Aim of the exercise — In the records below, find each line with the word "Candidate" and copy it.

Saved entries:
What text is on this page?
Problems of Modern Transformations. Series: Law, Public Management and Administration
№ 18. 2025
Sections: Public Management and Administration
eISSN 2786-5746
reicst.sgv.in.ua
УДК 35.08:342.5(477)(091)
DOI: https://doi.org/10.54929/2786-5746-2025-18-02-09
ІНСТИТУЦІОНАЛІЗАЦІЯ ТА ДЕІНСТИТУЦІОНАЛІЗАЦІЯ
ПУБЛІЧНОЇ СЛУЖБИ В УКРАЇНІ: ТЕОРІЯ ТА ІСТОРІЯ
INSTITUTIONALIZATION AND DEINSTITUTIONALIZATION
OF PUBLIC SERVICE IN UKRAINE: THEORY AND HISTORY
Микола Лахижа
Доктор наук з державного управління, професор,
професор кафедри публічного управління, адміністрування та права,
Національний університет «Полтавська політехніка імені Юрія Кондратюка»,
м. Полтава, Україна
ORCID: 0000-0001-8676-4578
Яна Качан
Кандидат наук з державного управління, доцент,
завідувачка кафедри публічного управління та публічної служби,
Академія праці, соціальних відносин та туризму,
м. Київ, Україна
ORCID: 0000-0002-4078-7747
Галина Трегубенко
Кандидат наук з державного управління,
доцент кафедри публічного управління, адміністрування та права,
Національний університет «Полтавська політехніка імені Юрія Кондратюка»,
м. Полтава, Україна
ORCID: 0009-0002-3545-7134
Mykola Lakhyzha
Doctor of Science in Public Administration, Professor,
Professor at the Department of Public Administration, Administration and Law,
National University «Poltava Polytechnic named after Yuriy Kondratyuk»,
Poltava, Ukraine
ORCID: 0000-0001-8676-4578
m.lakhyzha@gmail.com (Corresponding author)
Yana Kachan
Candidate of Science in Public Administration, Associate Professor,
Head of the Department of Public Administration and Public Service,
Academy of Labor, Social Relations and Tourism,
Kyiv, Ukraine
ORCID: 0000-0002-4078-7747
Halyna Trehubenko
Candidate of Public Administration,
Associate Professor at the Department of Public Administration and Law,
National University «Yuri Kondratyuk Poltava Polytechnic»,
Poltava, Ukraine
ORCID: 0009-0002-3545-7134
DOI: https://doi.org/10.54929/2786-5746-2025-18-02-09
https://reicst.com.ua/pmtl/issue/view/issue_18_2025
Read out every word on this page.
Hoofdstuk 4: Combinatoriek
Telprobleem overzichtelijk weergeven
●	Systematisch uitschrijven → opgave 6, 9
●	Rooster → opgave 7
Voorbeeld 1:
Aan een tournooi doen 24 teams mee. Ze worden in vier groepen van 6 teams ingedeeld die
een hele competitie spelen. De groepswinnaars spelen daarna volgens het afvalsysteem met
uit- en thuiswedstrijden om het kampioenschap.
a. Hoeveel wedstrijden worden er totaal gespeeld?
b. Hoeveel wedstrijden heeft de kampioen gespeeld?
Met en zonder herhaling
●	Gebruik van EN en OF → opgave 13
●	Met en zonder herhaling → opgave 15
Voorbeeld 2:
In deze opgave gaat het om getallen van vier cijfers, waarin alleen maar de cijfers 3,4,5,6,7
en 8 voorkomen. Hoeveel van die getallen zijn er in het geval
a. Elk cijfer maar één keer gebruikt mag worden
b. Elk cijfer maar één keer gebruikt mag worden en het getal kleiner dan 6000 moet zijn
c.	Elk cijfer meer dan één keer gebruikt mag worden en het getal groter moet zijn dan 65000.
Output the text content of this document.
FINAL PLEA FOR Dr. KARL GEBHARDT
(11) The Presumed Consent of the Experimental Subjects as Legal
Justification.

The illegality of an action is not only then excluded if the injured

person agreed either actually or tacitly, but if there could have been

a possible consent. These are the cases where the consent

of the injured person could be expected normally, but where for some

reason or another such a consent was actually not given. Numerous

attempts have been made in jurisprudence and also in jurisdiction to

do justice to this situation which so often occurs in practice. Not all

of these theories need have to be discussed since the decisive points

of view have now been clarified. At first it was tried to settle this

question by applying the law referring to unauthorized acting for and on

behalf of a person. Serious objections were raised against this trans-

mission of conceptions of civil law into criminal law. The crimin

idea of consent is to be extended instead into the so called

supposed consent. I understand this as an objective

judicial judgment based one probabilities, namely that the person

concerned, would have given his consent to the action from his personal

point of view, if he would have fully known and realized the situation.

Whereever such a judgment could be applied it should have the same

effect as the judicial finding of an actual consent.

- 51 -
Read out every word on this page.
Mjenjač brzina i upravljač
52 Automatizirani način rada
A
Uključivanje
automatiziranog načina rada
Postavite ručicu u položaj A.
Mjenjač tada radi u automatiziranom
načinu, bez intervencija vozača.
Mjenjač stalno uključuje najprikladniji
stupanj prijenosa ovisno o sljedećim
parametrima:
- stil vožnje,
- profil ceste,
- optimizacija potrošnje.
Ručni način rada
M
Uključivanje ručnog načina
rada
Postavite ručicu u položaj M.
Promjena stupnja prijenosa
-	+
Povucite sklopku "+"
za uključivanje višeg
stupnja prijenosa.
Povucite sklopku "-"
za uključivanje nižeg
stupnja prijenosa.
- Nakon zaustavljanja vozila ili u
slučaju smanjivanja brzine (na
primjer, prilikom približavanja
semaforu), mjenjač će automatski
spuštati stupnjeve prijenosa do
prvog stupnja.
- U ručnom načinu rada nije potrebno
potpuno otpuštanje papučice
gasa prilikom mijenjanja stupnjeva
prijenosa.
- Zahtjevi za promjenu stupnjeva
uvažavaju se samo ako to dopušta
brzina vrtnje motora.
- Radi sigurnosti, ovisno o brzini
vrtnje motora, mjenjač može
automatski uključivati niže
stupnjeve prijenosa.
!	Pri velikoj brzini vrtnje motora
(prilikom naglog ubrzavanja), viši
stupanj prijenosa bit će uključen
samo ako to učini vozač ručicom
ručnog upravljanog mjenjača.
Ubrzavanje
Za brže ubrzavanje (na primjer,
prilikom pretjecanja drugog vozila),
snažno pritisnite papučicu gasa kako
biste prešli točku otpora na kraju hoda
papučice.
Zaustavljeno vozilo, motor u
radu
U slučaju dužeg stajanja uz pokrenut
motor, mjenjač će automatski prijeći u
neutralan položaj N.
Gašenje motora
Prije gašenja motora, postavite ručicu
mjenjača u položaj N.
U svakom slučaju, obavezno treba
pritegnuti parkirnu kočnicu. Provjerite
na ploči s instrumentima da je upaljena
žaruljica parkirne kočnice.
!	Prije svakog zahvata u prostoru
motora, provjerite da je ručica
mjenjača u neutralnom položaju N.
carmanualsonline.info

Solved exercise —
Candidate of Science in Public Administration, Associate Professor,
Candidate of Public Administration,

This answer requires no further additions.